DIRECTIONS FOR THIS TASK:
Look for the word "title" in the entries and copy every line where it shows up.

WORKING DATA:
----------
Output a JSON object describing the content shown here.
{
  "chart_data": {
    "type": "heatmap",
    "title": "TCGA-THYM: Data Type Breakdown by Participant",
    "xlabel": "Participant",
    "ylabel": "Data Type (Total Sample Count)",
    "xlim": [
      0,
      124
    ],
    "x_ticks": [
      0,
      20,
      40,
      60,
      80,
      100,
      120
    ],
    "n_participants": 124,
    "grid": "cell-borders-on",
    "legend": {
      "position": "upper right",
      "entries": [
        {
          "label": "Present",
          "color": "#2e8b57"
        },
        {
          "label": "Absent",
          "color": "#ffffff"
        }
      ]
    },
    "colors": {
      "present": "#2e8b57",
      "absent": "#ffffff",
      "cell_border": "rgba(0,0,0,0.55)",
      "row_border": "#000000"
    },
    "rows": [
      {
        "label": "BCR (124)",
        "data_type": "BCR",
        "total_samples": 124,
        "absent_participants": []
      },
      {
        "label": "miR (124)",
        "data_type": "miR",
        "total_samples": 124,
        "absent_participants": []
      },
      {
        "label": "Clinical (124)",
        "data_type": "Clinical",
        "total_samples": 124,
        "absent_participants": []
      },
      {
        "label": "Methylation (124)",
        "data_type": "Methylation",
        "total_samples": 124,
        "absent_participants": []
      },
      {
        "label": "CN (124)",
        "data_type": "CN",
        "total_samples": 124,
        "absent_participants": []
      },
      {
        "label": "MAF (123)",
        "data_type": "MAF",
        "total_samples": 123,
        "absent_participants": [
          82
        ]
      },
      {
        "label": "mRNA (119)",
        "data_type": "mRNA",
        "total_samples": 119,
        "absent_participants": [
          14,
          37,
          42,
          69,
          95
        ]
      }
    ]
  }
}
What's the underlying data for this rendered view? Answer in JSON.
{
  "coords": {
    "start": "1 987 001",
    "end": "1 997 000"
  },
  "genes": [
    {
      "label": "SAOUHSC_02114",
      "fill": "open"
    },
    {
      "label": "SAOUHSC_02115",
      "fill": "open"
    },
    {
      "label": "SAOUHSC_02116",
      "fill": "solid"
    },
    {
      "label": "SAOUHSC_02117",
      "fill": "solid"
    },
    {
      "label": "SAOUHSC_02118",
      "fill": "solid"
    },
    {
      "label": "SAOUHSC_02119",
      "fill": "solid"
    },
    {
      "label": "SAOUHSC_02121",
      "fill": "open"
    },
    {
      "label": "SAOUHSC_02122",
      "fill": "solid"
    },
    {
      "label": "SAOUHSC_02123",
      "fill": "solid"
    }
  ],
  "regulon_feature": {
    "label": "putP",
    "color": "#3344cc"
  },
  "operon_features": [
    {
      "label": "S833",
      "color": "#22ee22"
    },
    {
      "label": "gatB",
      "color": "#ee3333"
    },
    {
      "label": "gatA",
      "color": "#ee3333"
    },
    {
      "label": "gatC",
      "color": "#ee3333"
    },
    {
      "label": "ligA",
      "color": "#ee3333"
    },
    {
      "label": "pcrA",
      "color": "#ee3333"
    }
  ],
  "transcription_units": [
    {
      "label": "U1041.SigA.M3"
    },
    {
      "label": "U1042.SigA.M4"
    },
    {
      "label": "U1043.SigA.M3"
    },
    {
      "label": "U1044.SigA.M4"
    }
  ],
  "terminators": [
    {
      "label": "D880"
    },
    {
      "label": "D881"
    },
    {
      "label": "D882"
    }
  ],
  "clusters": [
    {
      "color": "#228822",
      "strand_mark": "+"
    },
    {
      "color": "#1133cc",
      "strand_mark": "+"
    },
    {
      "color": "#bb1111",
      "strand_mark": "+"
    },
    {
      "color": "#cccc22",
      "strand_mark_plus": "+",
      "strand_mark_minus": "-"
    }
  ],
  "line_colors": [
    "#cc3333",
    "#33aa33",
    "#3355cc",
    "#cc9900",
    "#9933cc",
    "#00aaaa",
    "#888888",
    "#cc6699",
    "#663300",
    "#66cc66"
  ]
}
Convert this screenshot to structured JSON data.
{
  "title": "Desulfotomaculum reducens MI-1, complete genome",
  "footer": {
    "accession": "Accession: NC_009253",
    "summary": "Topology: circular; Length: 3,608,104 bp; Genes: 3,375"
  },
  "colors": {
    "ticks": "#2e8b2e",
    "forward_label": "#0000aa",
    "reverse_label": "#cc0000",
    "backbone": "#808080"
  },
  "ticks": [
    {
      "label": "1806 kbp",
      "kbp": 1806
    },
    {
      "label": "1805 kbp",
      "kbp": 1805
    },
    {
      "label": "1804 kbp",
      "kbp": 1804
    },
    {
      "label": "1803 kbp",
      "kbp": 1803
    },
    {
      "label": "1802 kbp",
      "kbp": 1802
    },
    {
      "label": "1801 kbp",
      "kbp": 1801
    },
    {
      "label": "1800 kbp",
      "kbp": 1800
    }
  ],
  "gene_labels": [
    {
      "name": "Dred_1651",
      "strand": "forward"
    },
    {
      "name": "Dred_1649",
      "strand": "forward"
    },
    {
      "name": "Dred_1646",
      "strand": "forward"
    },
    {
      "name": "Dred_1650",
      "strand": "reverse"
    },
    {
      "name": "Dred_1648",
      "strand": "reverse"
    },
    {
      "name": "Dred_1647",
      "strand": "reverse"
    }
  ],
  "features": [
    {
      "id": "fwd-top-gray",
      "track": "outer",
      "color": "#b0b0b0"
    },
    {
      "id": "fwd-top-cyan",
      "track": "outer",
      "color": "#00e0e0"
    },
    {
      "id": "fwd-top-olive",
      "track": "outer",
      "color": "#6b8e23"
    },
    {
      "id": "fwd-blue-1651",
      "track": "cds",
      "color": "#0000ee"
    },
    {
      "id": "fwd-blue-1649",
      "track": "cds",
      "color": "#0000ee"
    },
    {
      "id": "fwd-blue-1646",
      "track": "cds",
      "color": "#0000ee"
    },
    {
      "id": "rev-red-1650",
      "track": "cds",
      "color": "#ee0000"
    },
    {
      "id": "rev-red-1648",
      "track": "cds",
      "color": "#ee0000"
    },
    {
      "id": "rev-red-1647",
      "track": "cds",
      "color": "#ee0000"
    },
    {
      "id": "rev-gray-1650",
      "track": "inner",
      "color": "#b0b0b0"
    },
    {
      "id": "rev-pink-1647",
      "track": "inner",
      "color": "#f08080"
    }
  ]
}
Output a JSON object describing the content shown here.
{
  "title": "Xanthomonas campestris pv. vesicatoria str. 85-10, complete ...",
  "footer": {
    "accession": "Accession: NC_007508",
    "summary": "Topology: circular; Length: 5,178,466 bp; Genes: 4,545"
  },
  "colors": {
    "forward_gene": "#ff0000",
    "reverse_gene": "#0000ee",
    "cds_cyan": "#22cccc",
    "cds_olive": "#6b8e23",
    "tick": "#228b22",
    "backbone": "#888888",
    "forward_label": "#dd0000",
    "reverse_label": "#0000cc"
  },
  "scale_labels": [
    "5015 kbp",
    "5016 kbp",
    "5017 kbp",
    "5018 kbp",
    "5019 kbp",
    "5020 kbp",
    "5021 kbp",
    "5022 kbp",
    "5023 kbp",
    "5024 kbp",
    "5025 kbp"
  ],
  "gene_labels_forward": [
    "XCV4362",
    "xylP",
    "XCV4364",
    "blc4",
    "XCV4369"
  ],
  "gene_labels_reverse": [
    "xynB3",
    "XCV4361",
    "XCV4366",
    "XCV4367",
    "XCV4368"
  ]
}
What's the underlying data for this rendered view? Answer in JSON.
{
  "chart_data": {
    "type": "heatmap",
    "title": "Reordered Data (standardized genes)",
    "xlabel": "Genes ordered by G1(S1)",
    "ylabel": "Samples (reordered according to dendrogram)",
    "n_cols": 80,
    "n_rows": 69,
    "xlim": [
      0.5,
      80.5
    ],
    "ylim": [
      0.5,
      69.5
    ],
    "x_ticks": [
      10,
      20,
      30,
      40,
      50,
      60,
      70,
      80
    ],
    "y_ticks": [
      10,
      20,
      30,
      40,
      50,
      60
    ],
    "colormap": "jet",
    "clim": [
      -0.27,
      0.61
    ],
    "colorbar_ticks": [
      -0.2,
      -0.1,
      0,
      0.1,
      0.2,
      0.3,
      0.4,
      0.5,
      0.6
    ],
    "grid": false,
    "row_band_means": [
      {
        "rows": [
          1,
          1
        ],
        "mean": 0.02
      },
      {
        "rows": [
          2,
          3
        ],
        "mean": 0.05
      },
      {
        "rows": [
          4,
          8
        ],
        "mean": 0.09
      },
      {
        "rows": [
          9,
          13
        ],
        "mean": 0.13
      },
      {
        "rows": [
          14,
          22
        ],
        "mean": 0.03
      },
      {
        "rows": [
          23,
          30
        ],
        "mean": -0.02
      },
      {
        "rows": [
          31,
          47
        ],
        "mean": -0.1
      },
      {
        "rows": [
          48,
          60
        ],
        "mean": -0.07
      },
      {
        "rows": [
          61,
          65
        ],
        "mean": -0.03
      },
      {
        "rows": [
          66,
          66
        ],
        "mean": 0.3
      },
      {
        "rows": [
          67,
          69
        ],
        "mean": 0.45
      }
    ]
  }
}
----------
SOLUTION TO THIS PROBLEM:
    "title": "TCGA-THYM: Data Type Breakdown by Participant",
  "title": "Desulfotomaculum reducens MI-1, complete genome",
  "title": "Xanthomonas campestris pv. vesicatoria str. 85-10, complete ...",
    "title": "Reordered Data (standardized genes)",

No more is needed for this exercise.